**The problem**
Would you write out the listing verbatim and skip every picture in it?
————
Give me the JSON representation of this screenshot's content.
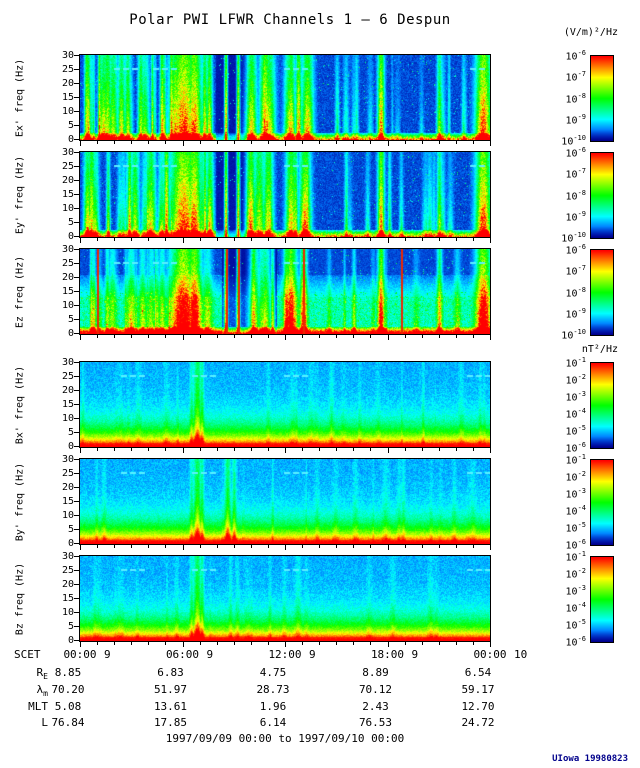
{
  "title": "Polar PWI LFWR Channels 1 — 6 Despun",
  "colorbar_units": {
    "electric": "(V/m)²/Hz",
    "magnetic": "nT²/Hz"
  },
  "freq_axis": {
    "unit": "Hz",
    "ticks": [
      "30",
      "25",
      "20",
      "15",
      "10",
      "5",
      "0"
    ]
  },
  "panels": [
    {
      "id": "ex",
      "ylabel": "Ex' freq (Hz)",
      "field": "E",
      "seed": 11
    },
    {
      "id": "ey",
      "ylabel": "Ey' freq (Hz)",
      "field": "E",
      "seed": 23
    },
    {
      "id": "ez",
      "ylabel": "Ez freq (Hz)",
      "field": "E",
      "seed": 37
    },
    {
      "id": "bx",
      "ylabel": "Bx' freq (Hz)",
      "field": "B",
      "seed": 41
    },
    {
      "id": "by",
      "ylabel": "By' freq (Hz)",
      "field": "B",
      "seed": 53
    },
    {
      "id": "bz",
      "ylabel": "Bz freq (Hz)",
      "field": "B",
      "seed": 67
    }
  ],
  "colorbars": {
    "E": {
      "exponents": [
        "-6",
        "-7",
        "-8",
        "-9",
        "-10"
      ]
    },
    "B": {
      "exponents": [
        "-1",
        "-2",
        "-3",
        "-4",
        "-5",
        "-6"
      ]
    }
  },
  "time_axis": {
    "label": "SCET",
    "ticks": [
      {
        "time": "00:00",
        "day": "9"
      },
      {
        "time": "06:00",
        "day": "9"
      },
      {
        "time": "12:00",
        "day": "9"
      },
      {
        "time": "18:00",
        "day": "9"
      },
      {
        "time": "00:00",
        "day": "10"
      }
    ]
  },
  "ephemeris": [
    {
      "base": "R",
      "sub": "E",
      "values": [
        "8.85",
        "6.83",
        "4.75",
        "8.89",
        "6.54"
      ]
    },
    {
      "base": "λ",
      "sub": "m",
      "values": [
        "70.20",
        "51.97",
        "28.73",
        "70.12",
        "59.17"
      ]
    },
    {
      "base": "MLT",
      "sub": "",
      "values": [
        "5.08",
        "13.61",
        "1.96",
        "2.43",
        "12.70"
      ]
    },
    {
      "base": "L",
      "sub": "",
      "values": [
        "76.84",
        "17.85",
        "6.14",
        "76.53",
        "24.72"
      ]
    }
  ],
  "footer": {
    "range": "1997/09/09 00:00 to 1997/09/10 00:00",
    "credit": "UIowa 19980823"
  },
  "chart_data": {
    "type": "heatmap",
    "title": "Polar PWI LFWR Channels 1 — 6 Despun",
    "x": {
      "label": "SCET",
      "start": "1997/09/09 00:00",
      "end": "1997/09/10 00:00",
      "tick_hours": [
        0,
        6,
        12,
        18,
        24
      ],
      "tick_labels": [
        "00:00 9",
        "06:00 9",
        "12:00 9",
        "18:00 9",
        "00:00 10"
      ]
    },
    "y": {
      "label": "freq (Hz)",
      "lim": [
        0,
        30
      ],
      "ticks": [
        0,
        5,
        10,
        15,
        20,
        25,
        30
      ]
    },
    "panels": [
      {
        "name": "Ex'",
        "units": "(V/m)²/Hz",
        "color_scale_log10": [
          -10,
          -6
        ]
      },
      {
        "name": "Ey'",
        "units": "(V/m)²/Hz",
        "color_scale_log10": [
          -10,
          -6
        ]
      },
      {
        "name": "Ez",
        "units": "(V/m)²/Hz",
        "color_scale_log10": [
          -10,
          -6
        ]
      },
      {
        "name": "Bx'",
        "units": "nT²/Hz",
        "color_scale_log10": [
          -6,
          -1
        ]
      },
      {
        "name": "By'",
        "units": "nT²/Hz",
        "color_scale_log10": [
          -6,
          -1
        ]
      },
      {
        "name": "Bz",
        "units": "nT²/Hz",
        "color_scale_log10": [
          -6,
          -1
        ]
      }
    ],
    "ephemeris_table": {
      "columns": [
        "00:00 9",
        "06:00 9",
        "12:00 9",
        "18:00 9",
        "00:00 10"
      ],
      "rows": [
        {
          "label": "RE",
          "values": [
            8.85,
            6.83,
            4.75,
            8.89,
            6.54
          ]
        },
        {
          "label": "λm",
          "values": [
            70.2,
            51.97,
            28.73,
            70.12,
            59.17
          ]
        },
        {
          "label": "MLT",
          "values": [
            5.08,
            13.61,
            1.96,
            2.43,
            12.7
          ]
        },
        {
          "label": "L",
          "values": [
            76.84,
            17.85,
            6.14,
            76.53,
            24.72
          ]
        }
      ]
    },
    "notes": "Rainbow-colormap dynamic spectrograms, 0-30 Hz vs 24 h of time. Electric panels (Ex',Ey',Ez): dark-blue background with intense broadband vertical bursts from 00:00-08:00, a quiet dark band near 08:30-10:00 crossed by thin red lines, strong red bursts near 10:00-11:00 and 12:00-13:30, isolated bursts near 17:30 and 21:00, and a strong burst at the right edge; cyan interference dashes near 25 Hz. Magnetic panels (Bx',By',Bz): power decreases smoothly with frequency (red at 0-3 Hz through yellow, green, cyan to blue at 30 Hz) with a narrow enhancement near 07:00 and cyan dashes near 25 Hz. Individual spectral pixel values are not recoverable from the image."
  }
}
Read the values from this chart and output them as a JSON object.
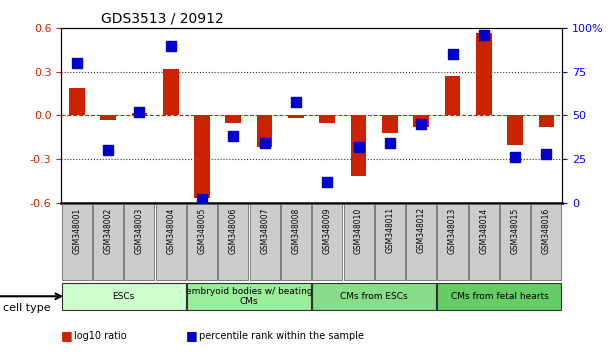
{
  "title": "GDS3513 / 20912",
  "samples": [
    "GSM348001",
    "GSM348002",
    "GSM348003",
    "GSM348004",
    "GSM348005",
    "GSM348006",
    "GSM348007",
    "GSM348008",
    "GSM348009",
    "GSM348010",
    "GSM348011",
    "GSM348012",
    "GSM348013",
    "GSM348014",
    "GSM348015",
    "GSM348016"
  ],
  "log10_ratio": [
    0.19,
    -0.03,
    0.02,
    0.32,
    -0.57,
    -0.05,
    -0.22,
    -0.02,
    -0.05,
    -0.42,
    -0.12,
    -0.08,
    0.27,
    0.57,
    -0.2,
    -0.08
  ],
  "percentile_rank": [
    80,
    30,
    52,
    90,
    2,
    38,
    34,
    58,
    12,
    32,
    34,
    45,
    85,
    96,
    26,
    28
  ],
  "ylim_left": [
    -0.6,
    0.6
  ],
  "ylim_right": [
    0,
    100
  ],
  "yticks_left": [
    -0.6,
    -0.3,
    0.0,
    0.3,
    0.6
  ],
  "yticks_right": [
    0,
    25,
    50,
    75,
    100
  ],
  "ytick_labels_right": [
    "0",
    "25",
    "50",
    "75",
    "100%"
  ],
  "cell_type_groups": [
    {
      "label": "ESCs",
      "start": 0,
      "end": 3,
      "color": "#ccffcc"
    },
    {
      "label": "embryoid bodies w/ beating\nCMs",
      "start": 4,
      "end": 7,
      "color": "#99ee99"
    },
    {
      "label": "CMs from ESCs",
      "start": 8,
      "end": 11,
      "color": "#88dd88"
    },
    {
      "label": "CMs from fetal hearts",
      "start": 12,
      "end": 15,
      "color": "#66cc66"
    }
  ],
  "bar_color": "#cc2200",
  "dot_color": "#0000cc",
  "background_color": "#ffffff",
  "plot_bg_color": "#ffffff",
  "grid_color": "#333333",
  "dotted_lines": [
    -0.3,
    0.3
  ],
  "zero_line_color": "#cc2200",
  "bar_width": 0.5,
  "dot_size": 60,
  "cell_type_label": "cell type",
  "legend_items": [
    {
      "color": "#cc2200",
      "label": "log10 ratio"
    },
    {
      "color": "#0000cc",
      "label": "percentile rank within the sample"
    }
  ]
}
————
**Written reply**
Give me the JSON representation of this screenshot's content.
{
  "title": "Polar PWI LFWR Channels 1 — 6 Despun",
  "colorbar_units": {
    "electric": "(V/m)²/Hz",
    "magnetic": "nT²/Hz"
  },
  "freq_axis": {
    "unit": "Hz",
    "ticks": [
      "30",
      "25",
      "20",
      "15",
      "10",
      "5",
      "0"
    ]
  },
  "panels": [
    {
      "id": "ex",
      "ylabel": "Ex' freq (Hz)",
      "field": "E",
      "seed": 11
    },
    {
      "id": "ey",
      "ylabel": "Ey' freq (Hz)",
      "field": "E",
      "seed": 23
    },
    {
      "id": "ez",
      "ylabel": "Ez freq (Hz)",
      "field": "E",
      "seed": 37
    },
    {
      "id": "bx",
      "ylabel": "Bx' freq (Hz)",
      "field": "B",
      "seed": 41
    },
    {
      "id": "by",
      "ylabel": "By' freq (Hz)",
      "field": "B",
      "seed": 53
    },
    {
      "id": "bz",
      "ylabel": "Bz freq (Hz)",
      "field": "B",
      "seed": 67
    }
  ],
  "colorbars": {
    "E": {
      "exponents": [
        "-6",
        "-7",
        "-8",
        "-9",
        "-10"
      ]
    },
    "B": {
      "exponents": [
        "-1",
        "-2",
        "-3",
        "-4",
        "-5",
        "-6"
      ]
    }
  },
  "time_axis": {
    "label": "SCET",
    "ticks": [
      {
        "time": "00:00",
        "day": "9"
      },
      {
        "time": "06:00",
        "day": "9"
      },
      {
        "time": "12:00",
        "day": "9"
      },
      {
        "time": "18:00",
        "day": "9"
      },
      {
        "time": "00:00",
        "day": "10"
      }
    ]
  },
  "ephemeris": [
    {
      "base": "R",
      "sub": "E",
      "values": [
        "8.85",
        "6.83",
        "4.75",
        "8.89",
        "6.54"
      ]
    },
    {
      "base": "λ",
      "sub": "m",
      "values": [
        "70.20",
        "51.97",
        "28.73",
        "70.12",
        "59.17"
      ]
    },
    {
      "base": "MLT",
      "sub": "",
      "values": [
        "5.08",
        "13.61",
        "1.96",
        "2.43",
        "12.70"
      ]
    },
    {
      "base": "L",
      "sub": "",
      "values": [
        "76.84",
        "17.85",
        "6.14",
        "76.53",
        "24.72"
      ]
    }
  ],
  "footer": {
    "range": "1997/09/09 00:00 to 1997/09/10 00:00",
    "credit": "UIowa 19980823"
  },
  "chart_data": {
    "type": "heatmap",
    "title": "Polar PWI LFWR Channels 1 — 6 Despun",
    "x": {
      "label": "SCET",
      "start": "1997/09/09 00:00",
      "end": "1997/09/10 00:00",
      "tick_hours": [
        0,
        6,
        12,
        18,
        24
      ],
      "tick_labels": [
        "00:00 9",
        "06:00 9",
        "12:00 9",
        "18:00 9",
        "00:00 10"
      ]
    },
    "y": {
      "label": "freq (Hz)",
      "lim": [
        0,
        30
      ],
      "ticks": [
        0,
        5,
        10,
        15,
        20,
        25,
        30
      ]
    },
    "panels": [
      {
        "name": "Ex'",
        "units": "(V/m)²/Hz",
        "color_scale_log10": [
          -10,
          -6
        ]
      },
      {
        "name": "Ey'",
        "units": "(V/m)²/Hz",
        "color_scale_log10": [
          -10,
          -6
        ]
      },
      {
        "name": "Ez",
        "units": "(V/m)²/Hz",
        "color_scale_log10": [
          -10,
          -6
        ]
      },
      {
        "name": "Bx'",
        "units": "nT²/Hz",
        "color_scale_log10": [
          -6,
          -1
        ]
      },
      {
        "name": "By'",
        "units": "nT²/Hz",
        "color_scale_log10": [
          -6,
          -1
        ]
      },
      {
        "name": "Bz",
        "units": "nT²/Hz",
        "color_scale_log10": [
          -6,
          -1
        ]
      }
    ],
    "ephemeris_table": {
      "columns": [
        "00:00 9",
        "06:00 9",
        "12:00 9",
        "18:00 9",
        "00:00 10"
      ],
      "rows": [
        {
          "label": "RE",
          "values": [
            8.85,
            6.83,
            4.75,
            8.89,
            6.54
          ]
        },
        {
          "label": "λm",
          "values": [
            70.2,
            51.97,
            28.73,
            70.12,
            59.17
          ]
        },
        {
          "label": "MLT",
          "values": [
            5.08,
            13.61,
            1.96,
            2.43,
            12.7
          ]
        },
        {
          "label": "L",
          "values": [
            76.84,
            17.85,
            6.14,
            76.53,
            24.72
          ]
        }
      ]
    },
    "notes": "Rainbow-colormap dynamic spectrograms, 0-30 Hz vs 24 h of time. Electric panels (Ex',Ey',Ez): dark-blue background with intense broadband vertical bursts from 00:00-08:00, a quiet dark band near 08:30-10:00 crossed by thin red lines, strong red bursts near 10:00-11:00 and 12:00-13:30, isolated bursts near 17:30 and 21:00, and a strong burst at the right edge; cyan interference dashes near 25 Hz. Magnetic panels (Bx',By',Bz): power decreases smoothly with frequency (red at 0-3 Hz through yellow, green, cyan to blue at 30 Hz) with a narrow enhancement near 07:00 and cyan dashes near 25 Hz. Individual spectral pixel values are not recoverable from the image."
  }
}
Read the values from this chart and output them as a JSON object.
{
  "title": "GDS3513 / 20912",
  "samples": [
    "GSM348001",
    "GSM348002",
    "GSM348003",
    "GSM348004",
    "GSM348005",
    "GSM348006",
    "GSM348007",
    "GSM348008",
    "GSM348009",
    "GSM348010",
    "GSM348011",
    "GSM348012",
    "GSM348013",
    "GSM348014",
    "GSM348015",
    "GSM348016"
  ],
  "log10_ratio": [
    0.19,
    -0.03,
    0.02,
    0.32,
    -0.57,
    -0.05,
    -0.22,
    -0.02,
    -0.05,
    -0.42,
    -0.12,
    -0.08,
    0.27,
    0.57,
    -0.2,
    -0.08
  ],
  "percentile_rank": [
    80,
    30,
    52,
    90,
    2,
    38,
    34,
    58,
    12,
    32,
    34,
    45,
    85,
    96,
    26,
    28
  ],
  "ylim_left": [
    -0.6,
    0.6
  ],
  "ylim_right": [
    0,
    100
  ],
  "yticks_left": [
    -0.6,
    -0.3,
    0.0,
    0.3,
    0.6
  ],
  "yticks_right": [
    0,
    25,
    50,
    75,
    100
  ],
  "ytick_labels_right": [
    "0",
    "25",
    "50",
    "75",
    "100%"
  ],
  "cell_type_groups": [
    {
      "label": "ESCs",
      "start": 0,
      "end": 3,
      "color": "#ccffcc"
    },
    {
      "label": "embryoid bodies w/ beating\nCMs",
      "start": 4,
      "end": 7,
      "color": "#99ee99"
    },
    {
      "label": "CMs from ESCs",
      "start": 8,
      "end": 11,
      "color": "#88dd88"
    },
    {
      "label": "CMs from fetal hearts",
      "start": 12,
      "end": 15,
      "color": "#66cc66"
    }
  ],
  "bar_color": "#cc2200",
  "dot_color": "#0000cc",
  "background_color": "#ffffff",
  "plot_bg_color": "#ffffff",
  "grid_color": "#333333",
  "dotted_lines": [
    -0.3,
    0.3
  ],
  "zero_line_color": "#cc2200",
  "bar_width": 0.5,
  "dot_size": 60,
  "cell_type_label": "cell type",
  "legend_items": [
    {
      "color": "#cc2200",
      "label": "log10 ratio"
    },
    {
      "color": "#0000cc",
      "label": "percentile rank within the sample"
    }
  ]
}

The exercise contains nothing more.